> **What the task requires**: Where the data below has the string "ylabel", return the whole line.

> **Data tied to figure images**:
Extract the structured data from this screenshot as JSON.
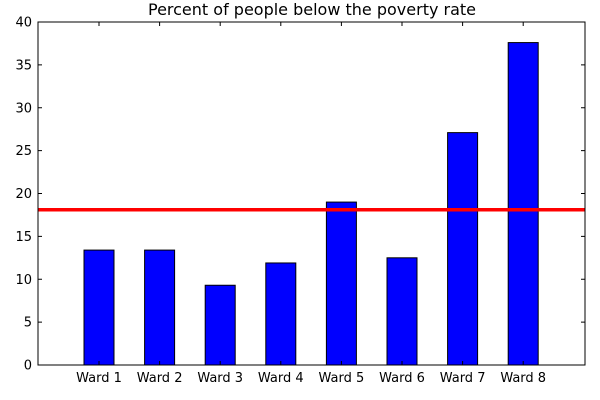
{
  "chart_data": {
    "type": "bar",
    "title": "Percent of people below the poverty rate",
    "xlabel": "",
    "ylabel": "",
    "categories": [
      "Ward 1",
      "Ward 2",
      "Ward 3",
      "Ward 4",
      "Ward 5",
      "Ward 6",
      "Ward 7",
      "Ward 8"
    ],
    "values": [
      13.4,
      13.4,
      9.3,
      11.9,
      19.0,
      12.5,
      27.1,
      37.6
    ],
    "ylim": [
      0,
      40
    ],
    "yticks": [
      "0",
      "5",
      "10",
      "15",
      "20",
      "25",
      "30",
      "35",
      "40"
    ],
    "reference_line": {
      "value": 18.1,
      "color": "#ff0000"
    },
    "bar_color": "#0000ff",
    "grid": false
  }
}
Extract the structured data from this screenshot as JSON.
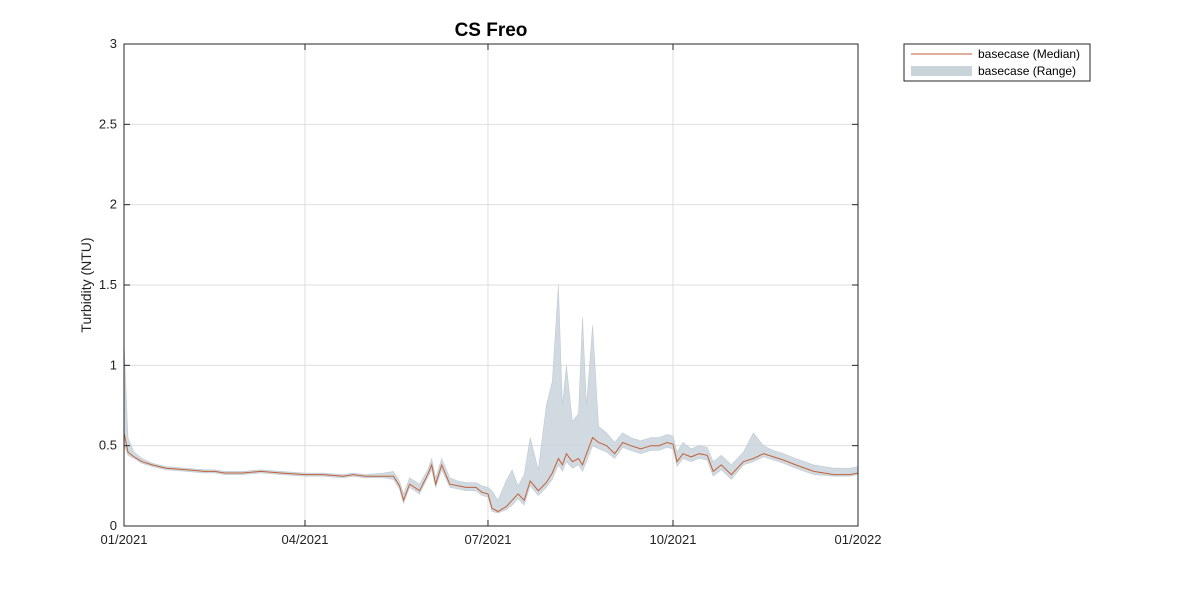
{
  "chart_data": {
    "type": "line",
    "title": "CS Freo",
    "xlabel": "",
    "ylabel": "Turbidity (NTU)",
    "x_range": [
      "2021-01-01",
      "2022-01-01"
    ],
    "ylim": [
      0,
      3
    ],
    "x_ticks": [
      "01/2021",
      "04/2021",
      "07/2021",
      "10/2021",
      "01/2022"
    ],
    "x_tick_dates": [
      "2021-01-01",
      "2021-04-01",
      "2021-07-01",
      "2021-10-01",
      "2022-01-01"
    ],
    "y_ticks": [
      "0",
      "0.5",
      "1",
      "1.5",
      "2",
      "2.5",
      "3"
    ],
    "y_tick_values": [
      0,
      0.5,
      1,
      1.5,
      2,
      2.5,
      3
    ],
    "grid": true,
    "legend_position": "outside-top-right",
    "colors": {
      "median": "#c0623a",
      "range": "#c9d3da",
      "range_edge": "#a9b8c4"
    },
    "series": [
      {
        "name": "basecase (Median)",
        "style": "line",
        "x": [
          "2021-01-01",
          "2021-01-03",
          "2021-01-06",
          "2021-01-10",
          "2021-01-15",
          "2021-01-22",
          "2021-02-01",
          "2021-02-10",
          "2021-02-15",
          "2021-02-20",
          "2021-03-01",
          "2021-03-10",
          "2021-03-20",
          "2021-04-01",
          "2021-04-10",
          "2021-04-20",
          "2021-04-25",
          "2021-05-01",
          "2021-05-10",
          "2021-05-15",
          "2021-05-18",
          "2021-05-20",
          "2021-05-23",
          "2021-05-28",
          "2021-06-01",
          "2021-06-03",
          "2021-06-05",
          "2021-06-08",
          "2021-06-12",
          "2021-06-16",
          "2021-06-20",
          "2021-06-25",
          "2021-06-28",
          "2021-07-01",
          "2021-07-03",
          "2021-07-06",
          "2021-07-10",
          "2021-07-13",
          "2021-07-16",
          "2021-07-19",
          "2021-07-22",
          "2021-07-26",
          "2021-07-30",
          "2021-08-02",
          "2021-08-05",
          "2021-08-07",
          "2021-08-09",
          "2021-08-12",
          "2021-08-15",
          "2021-08-17",
          "2021-08-19",
          "2021-08-22",
          "2021-08-25",
          "2021-08-29",
          "2021-09-02",
          "2021-09-06",
          "2021-09-10",
          "2021-09-15",
          "2021-09-20",
          "2021-09-24",
          "2021-09-28",
          "2021-10-01",
          "2021-10-03",
          "2021-10-06",
          "2021-10-10",
          "2021-10-14",
          "2021-10-18",
          "2021-10-21",
          "2021-10-25",
          "2021-10-30",
          "2021-11-05",
          "2021-11-10",
          "2021-11-15",
          "2021-11-20",
          "2021-11-25",
          "2021-12-01",
          "2021-12-10",
          "2021-12-20",
          "2021-12-28",
          "2022-01-01"
        ],
        "values": [
          0.58,
          0.46,
          0.43,
          0.4,
          0.38,
          0.36,
          0.35,
          0.34,
          0.34,
          0.33,
          0.33,
          0.34,
          0.33,
          0.32,
          0.32,
          0.31,
          0.32,
          0.31,
          0.31,
          0.31,
          0.25,
          0.16,
          0.26,
          0.22,
          0.32,
          0.38,
          0.26,
          0.38,
          0.26,
          0.25,
          0.24,
          0.24,
          0.21,
          0.2,
          0.11,
          0.09,
          0.12,
          0.16,
          0.2,
          0.16,
          0.28,
          0.22,
          0.27,
          0.33,
          0.42,
          0.38,
          0.45,
          0.4,
          0.42,
          0.38,
          0.45,
          0.55,
          0.52,
          0.5,
          0.45,
          0.52,
          0.5,
          0.48,
          0.5,
          0.5,
          0.52,
          0.51,
          0.4,
          0.45,
          0.43,
          0.45,
          0.44,
          0.34,
          0.38,
          0.32,
          0.4,
          0.42,
          0.45,
          0.43,
          0.41,
          0.38,
          0.34,
          0.32,
          0.32,
          0.33
        ]
      },
      {
        "name": "basecase (Range)",
        "style": "band",
        "x": [
          "2021-01-01",
          "2021-01-03",
          "2021-01-06",
          "2021-01-10",
          "2021-01-15",
          "2021-01-22",
          "2021-02-01",
          "2021-02-10",
          "2021-02-15",
          "2021-02-20",
          "2021-03-01",
          "2021-03-10",
          "2021-03-20",
          "2021-04-01",
          "2021-04-10",
          "2021-04-20",
          "2021-04-25",
          "2021-05-01",
          "2021-05-10",
          "2021-05-15",
          "2021-05-18",
          "2021-05-20",
          "2021-05-23",
          "2021-05-28",
          "2021-06-01",
          "2021-06-03",
          "2021-06-05",
          "2021-06-08",
          "2021-06-12",
          "2021-06-16",
          "2021-06-20",
          "2021-06-25",
          "2021-06-28",
          "2021-07-01",
          "2021-07-03",
          "2021-07-06",
          "2021-07-10",
          "2021-07-13",
          "2021-07-16",
          "2021-07-19",
          "2021-07-22",
          "2021-07-26",
          "2021-07-30",
          "2021-08-02",
          "2021-08-05",
          "2021-08-07",
          "2021-08-09",
          "2021-08-12",
          "2021-08-15",
          "2021-08-17",
          "2021-08-19",
          "2021-08-22",
          "2021-08-25",
          "2021-08-29",
          "2021-09-02",
          "2021-09-06",
          "2021-09-10",
          "2021-09-15",
          "2021-09-20",
          "2021-09-24",
          "2021-09-28",
          "2021-10-01",
          "2021-10-03",
          "2021-10-06",
          "2021-10-10",
          "2021-10-14",
          "2021-10-18",
          "2021-10-21",
          "2021-10-25",
          "2021-10-30",
          "2021-11-05",
          "2021-11-10",
          "2021-11-15",
          "2021-11-20",
          "2021-11-25",
          "2021-12-01",
          "2021-12-10",
          "2021-12-20",
          "2021-12-28",
          "2022-01-01"
        ],
        "lower": [
          0.5,
          0.44,
          0.42,
          0.39,
          0.37,
          0.35,
          0.34,
          0.33,
          0.33,
          0.32,
          0.32,
          0.33,
          0.32,
          0.31,
          0.31,
          0.3,
          0.31,
          0.3,
          0.3,
          0.29,
          0.23,
          0.14,
          0.24,
          0.2,
          0.3,
          0.35,
          0.24,
          0.35,
          0.24,
          0.23,
          0.22,
          0.22,
          0.19,
          0.18,
          0.09,
          0.08,
          0.1,
          0.13,
          0.17,
          0.13,
          0.25,
          0.19,
          0.24,
          0.29,
          0.38,
          0.34,
          0.4,
          0.36,
          0.38,
          0.34,
          0.4,
          0.5,
          0.48,
          0.46,
          0.42,
          0.49,
          0.47,
          0.45,
          0.47,
          0.47,
          0.49,
          0.48,
          0.37,
          0.42,
          0.4,
          0.42,
          0.41,
          0.31,
          0.35,
          0.29,
          0.38,
          0.4,
          0.43,
          0.41,
          0.39,
          0.36,
          0.32,
          0.31,
          0.31,
          0.32
        ],
        "upper": [
          1.15,
          0.55,
          0.46,
          0.42,
          0.39,
          0.37,
          0.36,
          0.35,
          0.35,
          0.34,
          0.34,
          0.35,
          0.34,
          0.33,
          0.33,
          0.32,
          0.33,
          0.32,
          0.33,
          0.34,
          0.28,
          0.2,
          0.3,
          0.26,
          0.35,
          0.42,
          0.3,
          0.42,
          0.3,
          0.28,
          0.27,
          0.27,
          0.25,
          0.24,
          0.22,
          0.16,
          0.28,
          0.35,
          0.25,
          0.32,
          0.55,
          0.35,
          0.75,
          0.9,
          1.5,
          0.75,
          1.0,
          0.65,
          0.7,
          1.3,
          0.75,
          1.25,
          0.62,
          0.58,
          0.52,
          0.58,
          0.55,
          0.53,
          0.55,
          0.55,
          0.57,
          0.56,
          0.46,
          0.52,
          0.48,
          0.5,
          0.49,
          0.4,
          0.44,
          0.38,
          0.46,
          0.58,
          0.5,
          0.47,
          0.45,
          0.42,
          0.38,
          0.36,
          0.36,
          0.37
        ]
      }
    ]
  }
}
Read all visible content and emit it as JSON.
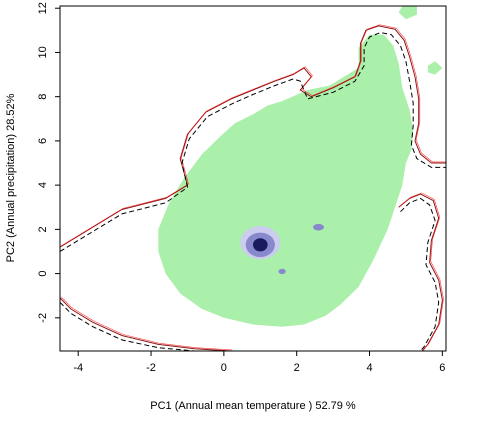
{
  "chart_data": {
    "type": "scatter",
    "title": "",
    "xlabel": "PC1 (Annual mean temperature ) 52.79 %",
    "ylabel": "PC2 (Annual precipitation) 28.52%",
    "xlim": [
      -4.5,
      6.1
    ],
    "ylim": [
      -3.5,
      12.1
    ],
    "xticks": [
      -4,
      -2,
      0,
      2,
      4,
      6
    ],
    "yticks": [
      -2,
      0,
      2,
      4,
      6,
      8,
      10,
      12
    ],
    "grid": false,
    "legend": "none",
    "colors": {
      "environment_fill": "#aaf0aa",
      "density_low": "#ccccee",
      "density_mid": "#8888cc",
      "density_high": "#1a1a5e",
      "contour_solid": "#8b1a1a",
      "contour_dashed": "#000000",
      "contour_red": "#ff0000",
      "contour_orange": "#e6a020"
    },
    "layers": [
      {
        "kind": "filled_region",
        "color_key": "environment_fill",
        "outline": [
          [
            -1.8,
            2
          ],
          [
            -1.8,
            1
          ],
          [
            -1.6,
            0
          ],
          [
            -1.2,
            -0.9
          ],
          [
            -0.6,
            -1.6
          ],
          [
            0,
            -2
          ],
          [
            0.8,
            -2.3
          ],
          [
            1.6,
            -2.4
          ],
          [
            2.2,
            -2.3
          ],
          [
            2.8,
            -1.9
          ],
          [
            3.2,
            -1.4
          ],
          [
            3.7,
            -0.6
          ],
          [
            4.1,
            0.6
          ],
          [
            4.5,
            2
          ],
          [
            4.7,
            3
          ],
          [
            4.9,
            4
          ],
          [
            5.0,
            5
          ],
          [
            5.15,
            5.6
          ],
          [
            5.2,
            6.4
          ],
          [
            5.1,
            7.4
          ],
          [
            4.9,
            8.4
          ],
          [
            4.8,
            9.5
          ],
          [
            4.65,
            10.3
          ],
          [
            4.4,
            10.8
          ],
          [
            4.0,
            10.8
          ],
          [
            3.7,
            10.2
          ],
          [
            3.7,
            9.3
          ],
          [
            3.3,
            8.9
          ],
          [
            2.9,
            8.5
          ],
          [
            2.3,
            8.3
          ],
          [
            1.6,
            7.8
          ],
          [
            1.2,
            7.6
          ],
          [
            0.8,
            7.2
          ],
          [
            0.3,
            6.8
          ],
          [
            -0.1,
            6.2
          ],
          [
            -0.6,
            5.4
          ],
          [
            -1.1,
            4.3
          ],
          [
            -1.5,
            3.2
          ],
          [
            -1.8,
            2
          ]
        ]
      },
      {
        "kind": "filled_region",
        "color_key": "environment_fill",
        "outline": [
          [
            4.8,
            11.8
          ],
          [
            4.9,
            12.1
          ],
          [
            5.3,
            12.1
          ],
          [
            5.3,
            11.7
          ],
          [
            5.0,
            11.5
          ]
        ]
      },
      {
        "kind": "filled_region",
        "color_key": "environment_fill",
        "outline": [
          [
            5.6,
            9.4
          ],
          [
            5.8,
            9.6
          ],
          [
            6.0,
            9.3
          ],
          [
            5.8,
            9.0
          ],
          [
            5.6,
            9.1
          ]
        ]
      },
      {
        "kind": "density_patches",
        "patches": [
          {
            "x": 1.0,
            "y": 1.4,
            "rx": 0.55,
            "ry": 0.75,
            "color_key": "density_low"
          },
          {
            "x": 1.0,
            "y": 1.3,
            "rx": 0.4,
            "ry": 0.55,
            "color_key": "density_mid"
          },
          {
            "x": 1.0,
            "y": 1.3,
            "rx": 0.2,
            "ry": 0.3,
            "color_key": "density_high"
          },
          {
            "x": 2.6,
            "y": 2.1,
            "rx": 0.15,
            "ry": 0.15,
            "color_key": "density_mid"
          },
          {
            "x": 1.6,
            "y": 0.1,
            "rx": 0.1,
            "ry": 0.12,
            "color_key": "density_mid"
          }
        ]
      },
      {
        "kind": "contour_lines",
        "lines": [
          {
            "style": "solid",
            "color_key": "contour_solid",
            "points": [
              [
                -4.5,
                1.2
              ],
              [
                -3.8,
                1.9
              ],
              [
                -2.8,
                2.9
              ],
              [
                -1.6,
                3.4
              ],
              [
                -1.0,
                4.0
              ],
              [
                -1.2,
                5.2
              ],
              [
                -1.0,
                6.3
              ],
              [
                -0.5,
                7.3
              ],
              [
                0.2,
                7.9
              ],
              [
                0.8,
                8.3
              ],
              [
                1.4,
                8.7
              ],
              [
                1.9,
                9.0
              ],
              [
                2.2,
                9.3
              ],
              [
                2.4,
                8.9
              ],
              [
                2.1,
                8.3
              ],
              [
                2.4,
                8.0
              ],
              [
                3.0,
                8.4
              ],
              [
                3.6,
                8.9
              ],
              [
                3.75,
                9.6
              ],
              [
                3.75,
                10.4
              ],
              [
                3.9,
                11.0
              ],
              [
                4.25,
                11.2
              ],
              [
                4.7,
                11.05
              ],
              [
                4.95,
                10.55
              ],
              [
                5.1,
                9.8
              ],
              [
                5.25,
                8.9
              ],
              [
                5.35,
                7.9
              ],
              [
                5.35,
                6.8
              ],
              [
                5.25,
                6.0
              ],
              [
                5.4,
                5.4
              ],
              [
                5.7,
                5.0
              ],
              [
                6.1,
                5.0
              ]
            ]
          },
          {
            "style": "dashed",
            "color_key": "contour_dashed",
            "points": [
              [
                -4.5,
                1.0
              ],
              [
                -3.8,
                1.7
              ],
              [
                -2.8,
                2.7
              ],
              [
                -1.6,
                3.2
              ],
              [
                -1.0,
                3.9
              ],
              [
                -1.15,
                5.0
              ],
              [
                -0.95,
                6.1
              ],
              [
                -0.45,
                7.1
              ],
              [
                0.25,
                7.7
              ],
              [
                0.8,
                8.1
              ],
              [
                1.4,
                8.5
              ],
              [
                1.9,
                8.8
              ],
              [
                2.1,
                8.7
              ],
              [
                2.3,
                7.9
              ],
              [
                3.0,
                8.2
              ],
              [
                3.6,
                8.7
              ],
              [
                3.85,
                9.4
              ],
              [
                3.85,
                10.2
              ],
              [
                4.0,
                10.7
              ],
              [
                4.3,
                10.9
              ],
              [
                4.6,
                10.8
              ],
              [
                4.85,
                10.3
              ],
              [
                5.0,
                9.6
              ],
              [
                5.1,
                8.7
              ],
              [
                5.2,
                7.7
              ],
              [
                5.2,
                6.7
              ],
              [
                5.15,
                5.8
              ],
              [
                5.3,
                5.2
              ],
              [
                5.7,
                4.8
              ],
              [
                6.1,
                4.8
              ]
            ]
          },
          {
            "style": "solid",
            "color_key": "contour_solid",
            "points": [
              [
                -4.5,
                -1.1
              ],
              [
                -4.2,
                -1.6
              ],
              [
                -3.6,
                -2.2
              ],
              [
                -2.8,
                -2.8
              ],
              [
                -1.8,
                -3.2
              ],
              [
                -0.8,
                -3.4
              ],
              [
                0.2,
                -3.5
              ]
            ]
          },
          {
            "style": "dashed",
            "color_key": "contour_dashed",
            "points": [
              [
                -4.5,
                -1.3
              ],
              [
                -4.2,
                -1.8
              ],
              [
                -3.6,
                -2.4
              ],
              [
                -2.8,
                -3.0
              ],
              [
                -1.8,
                -3.35
              ],
              [
                -0.8,
                -3.5
              ]
            ]
          },
          {
            "style": "solid",
            "color_key": "contour_solid",
            "points": [
              [
                4.8,
                3.0
              ],
              [
                5.1,
                3.4
              ],
              [
                5.4,
                3.6
              ],
              [
                5.75,
                3.3
              ],
              [
                5.9,
                2.5
              ],
              [
                5.7,
                1.5
              ],
              [
                5.65,
                0.5
              ],
              [
                5.9,
                -0.3
              ],
              [
                6.0,
                -1.2
              ],
              [
                5.9,
                -2.3
              ],
              [
                5.6,
                -3.2
              ],
              [
                5.45,
                -3.5
              ]
            ]
          },
          {
            "style": "dashed",
            "color_key": "contour_dashed",
            "points": [
              [
                4.85,
                2.8
              ],
              [
                5.1,
                3.2
              ],
              [
                5.4,
                3.4
              ],
              [
                5.65,
                3.1
              ],
              [
                5.8,
                2.4
              ],
              [
                5.6,
                1.4
              ],
              [
                5.55,
                0.4
              ],
              [
                5.8,
                -0.4
              ],
              [
                5.9,
                -1.3
              ],
              [
                5.8,
                -2.4
              ],
              [
                5.5,
                -3.3
              ],
              [
                5.4,
                -3.5
              ]
            ]
          }
        ]
      }
    ]
  }
}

> **Exercise answer**:
    "ylabel": "",
    "ylabel": "Turbidity (NTU)",
    "ylabel": "PC2 (Annual precipitation) 28.52%",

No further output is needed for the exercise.